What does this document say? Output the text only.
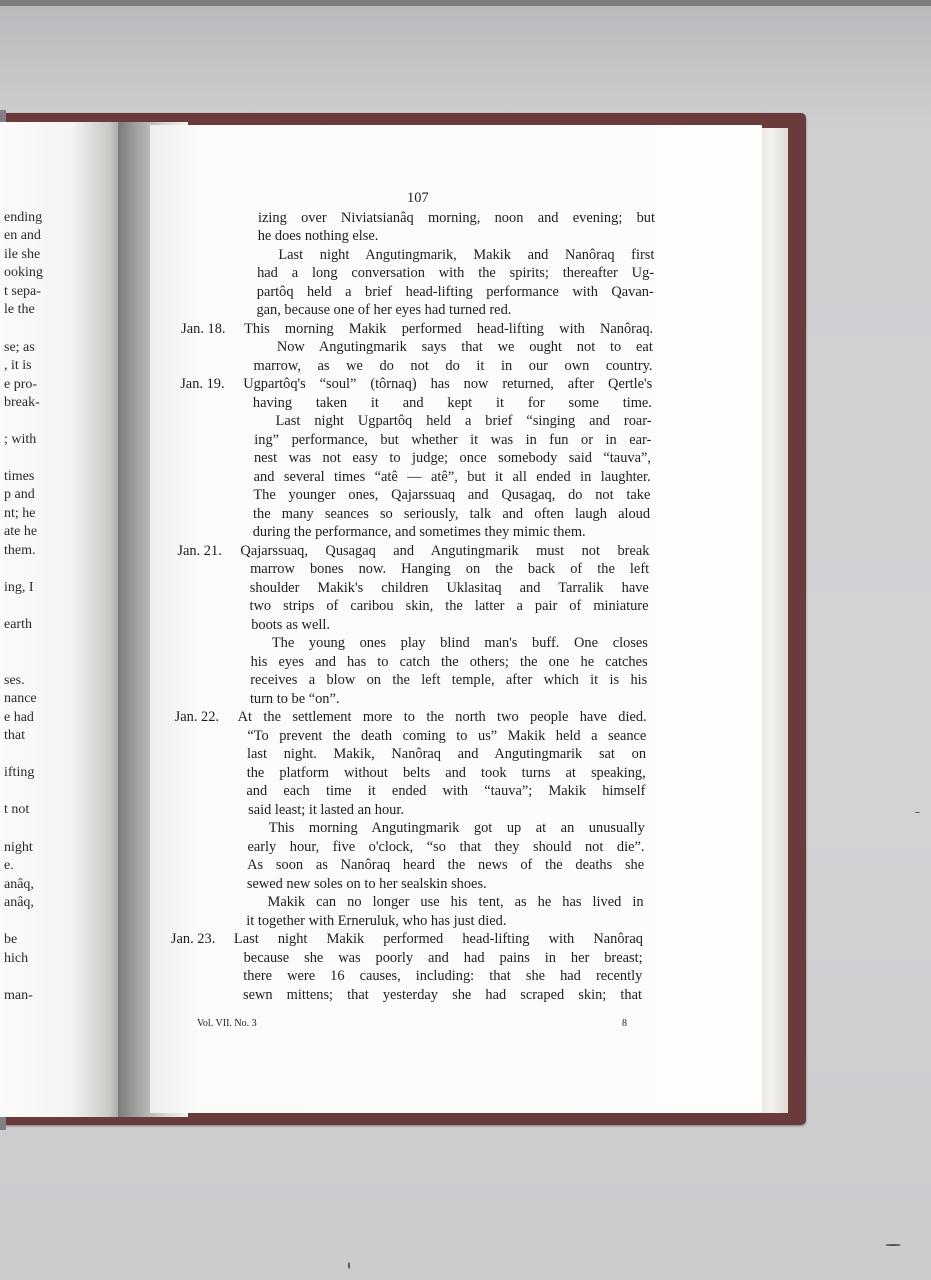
ending
en and
ile she
ooking
t sepa-
le the
se; as
, it is
e pro-
break-
; with
times
p and
nt; he
ate he
them.
ing, I
earth
ses.
nance
e had
that
ifting
t not
night
e.
anâq,
anâq,
be
hich
man-
107
izing over Niviatsianâq morning, noon and evening; but
he does nothing else.
Last night Angutingmarik, Makik and Nanôraq first
had a long conversation with the spirits; thereafter Ug-
partôq held a brief head-lifting performance with Qavan-
gan, because one of her eyes had turned red.
Jan. 18. This morning Makik performed head-lifting with Nanôraq.
Now Angutingmarik says that we ought not to eat
marrow, as we do not do it in our own country.
Jan. 19. Ugpartôq's “soul” (tôrnaq) has now returned, after Qertle's
having taken it and kept it for some time.
Last night Ugpartôq held a brief “singing and roar-
ing” performance, but whether it was in fun or in ear-
nest was not easy to judge; once somebody said “tauva”,
and several times “atê — atê”, but it all ended in laughter.
The younger ones, Qajarssuaq and Qusagaq, do not take
the many seances so seriously, talk and often laugh aloud
during the performance, and sometimes they mimic them.
Jan. 21. Qajarssuaq, Qusagaq and Angutingmarik must not break
marrow bones now. Hanging on the back of the left
shoulder Makik's children Uklasitaq and Tarralik have
two strips of caribou skin, the latter a pair of miniature
boots as well.
The young ones play blind man's buff. One closes
his eyes and has to catch the others; the one he catches
receives a blow on the left temple, after which it is his
turn to be “on”.
Jan. 22. At the settlement more to the north two people have died.
“To prevent the death coming to us” Makik held a seance
last night. Makik, Nanôraq and Angutingmarik sat on
the platform without belts and took turns at speaking,
and each time it ended with “tauva”; Makik himself
said least; it lasted an hour.
This morning Angutingmarik got up at an unusually
early hour, five o'clock, “so that they should not die”.
As soon as Nanôraq heard the news of the deaths she
sewed new soles on to her sealskin shoes.
Makik can no longer use his tent, as he has lived in
it together with Erneruluk, who has just died.
Jan. 23. Last night Makik performed head-lifting with Nanôraq
because she was poorly and had pains in her breast;
there were 16 causes, including: that she had recently
sewn mittens; that yesterday she had scraped skin; that
Vol. VII. No. 3	8
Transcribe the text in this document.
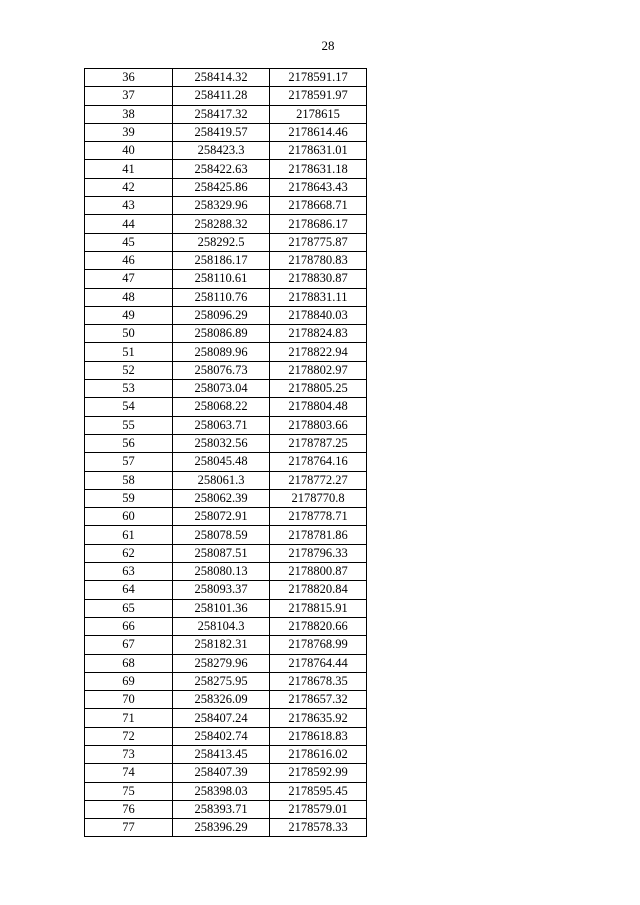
28
36	258414.32	2178591.17
37	258411.28	2178591.97
38	258417.32	2178615
39	258419.57	2178614.46
40	258423.3	2178631.01
41	258422.63	2178631.18
42	258425.86	2178643.43
43	258329.96	2178668.71
44	258288.32	2178686.17
45	258292.5	2178775.87
46	258186.17	2178780.83
47	258110.61	2178830.87
48	258110.76	2178831.11
49	258096.29	2178840.03
50	258086.89	2178824.83
51	258089.96	2178822.94
52	258076.73	2178802.97
53	258073.04	2178805.25
54	258068.22	2178804.48
55	258063.71	2178803.66
56	258032.56	2178787.25
57	258045.48	2178764.16
58	258061.3	2178772.27
59	258062.39	2178770.8
60	258072.91	2178778.71
61	258078.59	2178781.86
62	258087.51	2178796.33
63	258080.13	2178800.87
64	258093.37	2178820.84
65	258101.36	2178815.91
66	258104.3	2178820.66
67	258182.31	2178768.99
68	258279.96	2178764.44
69	258275.95	2178678.35
70	258326.09	2178657.32
71	258407.24	2178635.92
72	258402.74	2178618.83
73	258413.45	2178616.02
74	258407.39	2178592.99
75	258398.03	2178595.45
76	258393.71	2178579.01
77	258396.29	2178578.33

## What is required
State how many lines of the listing above hold the word "they", with nothing but the number.

## Correct result
2